---------- RECORDS PROVIDED
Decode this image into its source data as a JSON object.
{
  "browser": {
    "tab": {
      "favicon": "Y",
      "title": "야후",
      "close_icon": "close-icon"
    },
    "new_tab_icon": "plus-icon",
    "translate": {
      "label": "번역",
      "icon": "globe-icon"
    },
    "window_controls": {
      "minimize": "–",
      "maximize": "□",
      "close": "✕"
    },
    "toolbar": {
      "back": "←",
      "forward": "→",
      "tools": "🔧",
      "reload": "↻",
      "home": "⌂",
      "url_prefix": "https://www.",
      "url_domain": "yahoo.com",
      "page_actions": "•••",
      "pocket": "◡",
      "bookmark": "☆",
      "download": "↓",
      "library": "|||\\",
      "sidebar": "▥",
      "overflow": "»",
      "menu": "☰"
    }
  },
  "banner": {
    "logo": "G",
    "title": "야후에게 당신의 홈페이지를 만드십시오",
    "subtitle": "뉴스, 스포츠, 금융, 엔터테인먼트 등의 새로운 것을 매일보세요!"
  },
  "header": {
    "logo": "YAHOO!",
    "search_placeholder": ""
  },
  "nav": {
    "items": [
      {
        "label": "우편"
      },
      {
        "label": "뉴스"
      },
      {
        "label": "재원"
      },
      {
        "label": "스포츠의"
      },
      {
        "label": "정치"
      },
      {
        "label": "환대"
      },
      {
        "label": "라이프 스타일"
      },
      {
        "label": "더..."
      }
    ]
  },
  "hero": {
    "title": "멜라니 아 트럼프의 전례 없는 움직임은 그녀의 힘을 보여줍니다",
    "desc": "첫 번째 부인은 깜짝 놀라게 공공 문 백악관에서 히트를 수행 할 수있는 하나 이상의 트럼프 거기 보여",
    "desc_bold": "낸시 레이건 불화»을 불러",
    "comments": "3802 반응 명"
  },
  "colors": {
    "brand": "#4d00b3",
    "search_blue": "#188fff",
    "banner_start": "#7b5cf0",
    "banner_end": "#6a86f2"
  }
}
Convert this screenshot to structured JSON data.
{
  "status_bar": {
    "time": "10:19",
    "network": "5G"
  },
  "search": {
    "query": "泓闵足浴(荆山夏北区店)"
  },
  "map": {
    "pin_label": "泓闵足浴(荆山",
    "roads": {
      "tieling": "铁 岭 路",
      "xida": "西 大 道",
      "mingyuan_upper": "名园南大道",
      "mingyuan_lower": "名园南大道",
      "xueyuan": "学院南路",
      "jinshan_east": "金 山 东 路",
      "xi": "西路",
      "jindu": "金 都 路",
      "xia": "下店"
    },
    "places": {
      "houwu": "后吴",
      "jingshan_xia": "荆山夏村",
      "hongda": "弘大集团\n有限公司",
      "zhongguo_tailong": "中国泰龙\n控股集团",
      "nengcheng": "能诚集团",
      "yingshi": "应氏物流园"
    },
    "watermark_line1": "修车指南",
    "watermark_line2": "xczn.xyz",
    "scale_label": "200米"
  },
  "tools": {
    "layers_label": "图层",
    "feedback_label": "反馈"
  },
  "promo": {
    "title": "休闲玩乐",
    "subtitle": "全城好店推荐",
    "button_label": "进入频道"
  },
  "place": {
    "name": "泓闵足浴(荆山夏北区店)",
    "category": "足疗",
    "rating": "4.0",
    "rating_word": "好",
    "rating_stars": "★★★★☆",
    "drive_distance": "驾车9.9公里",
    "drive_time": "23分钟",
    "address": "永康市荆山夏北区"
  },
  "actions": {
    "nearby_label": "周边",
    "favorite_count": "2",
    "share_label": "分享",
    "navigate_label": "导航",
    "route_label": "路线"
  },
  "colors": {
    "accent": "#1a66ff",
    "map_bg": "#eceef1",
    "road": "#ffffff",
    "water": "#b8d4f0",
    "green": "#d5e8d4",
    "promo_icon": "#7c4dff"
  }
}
--------------------
» **STATED PROBLEM**
Copy out each record, keeping every word as it is.

» **SOLUTION**
Decode this image into its source data as a JSON object.
{
  "browser": {
    "tab": {
      "favicon": "Y",
      "title": "야후",
      "close_icon": "close-icon"
    },
    "new_tab_icon": "plus-icon",
    "translate": {
      "label": "번역",
      "icon": "globe-icon"
    },
    "window_controls": {
      "minimize": "–",
      "maximize": "□",
      "close": "✕"
    },
    "toolbar": {
      "back": "←",
      "forward": "→",
      "tools": "🔧",
      "reload": "↻",
      "home": "⌂",
      "url_prefix": "https://www.",
      "url_domain": "yahoo.com",
      "page_actions": "•••",
      "pocket": "◡",
      "bookmark": "☆",
      "download": "↓",
      "library": "|||\\",
      "sidebar": "▥",
      "overflow": "»",
      "menu": "☰"
    }
  },
  "banner": {
    "logo": "G",
    "title": "야후에게 당신의 홈페이지를 만드십시오",
    "subtitle": "뉴스, 스포츠, 금융, 엔터테인먼트 등의 새로운 것을 매일보세요!"
  },
  "header": {
    "logo": "YAHOO!",
    "search_placeholder": ""
  },
  "nav": {
    "items": [
      {
        "label": "우편"
      },
      {
        "label": "뉴스"
      },
      {
        "label": "재원"
      },
      {
        "label": "스포츠의"
      },
      {
        "label": "정치"
      },
      {
        "label": "환대"
      },
      {
        "label": "라이프 스타일"
      },
      {
        "label": "더..."
      }
    ]
  },
  "hero": {
    "title": "멜라니 아 트럼프의 전례 없는 움직임은 그녀의 힘을 보여줍니다",
    "desc": "첫 번째 부인은 깜짝 놀라게 공공 문 백악관에서 히트를 수행 할 수있는 하나 이상의 트럼프 거기 보여",
    "desc_bold": "낸시 레이건 불화»을 불러",
    "comments": "3802 반응 명"
  },
  "colors": {
    "brand": "#4d00b3",
    "search_blue": "#188fff",
    "banner_start": "#7b5cf0",
    "banner_end": "#6a86f2"
  }
}
Convert this screenshot to structured JSON data.
{
  "status_bar": {
    "time": "10:19",
    "network": "5G"
  },
  "search": {
    "query": "泓闵足浴(荆山夏北区店)"
  },
  "map": {
    "pin_label": "泓闵足浴(荆山",
    "roads": {
      "tieling": "铁 岭 路",
      "xida": "西 大 道",
      "mingyuan_upper": "名园南大道",
      "mingyuan_lower": "名园南大道",
      "xueyuan": "学院南路",
      "jinshan_east": "金 山 东 路",
      "xi": "西路",
      "jindu": "金 都 路",
      "xia": "下店"
    },
    "places": {
      "houwu": "后吴",
      "jingshan_xia": "荆山夏村",
      "hongda": "弘大集团\n有限公司",
      "zhongguo_tailong": "中国泰龙\n控股集团",
      "nengcheng": "能诚集团",
      "yingshi": "应氏物流园"
    },
    "watermark_line1": "修车指南",
    "watermark_line2": "xczn.xyz",
    "scale_label": "200米"
  },
  "tools": {
    "layers_label": "图层",
    "feedback_label": "反馈"
  },
  "promo": {
    "title": "休闲玩乐",
    "subtitle": "全城好店推荐",
    "button_label": "进入频道"
  },
  "place": {
    "name": "泓闵足浴(荆山夏北区店)",
    "category": "足疗",
    "rating": "4.0",
    "rating_word": "好",
    "rating_stars": "★★★★☆",
    "drive_distance": "驾车9.9公里",
    "drive_time": "23分钟",
    "address": "永康市荆山夏北区"
  },
  "actions": {
    "nearby_label": "周边",
    "favorite_count": "2",
    "share_label": "分享",
    "navigate_label": "导航",
    "route_label": "路线"
  },
  "colors": {
    "accent": "#1a66ff",
    "map_bg": "#eceef1",
    "road": "#ffffff",
    "water": "#b8d4f0",
    "green": "#d5e8d4",
    "promo_icon": "#7c4dff"
  }
}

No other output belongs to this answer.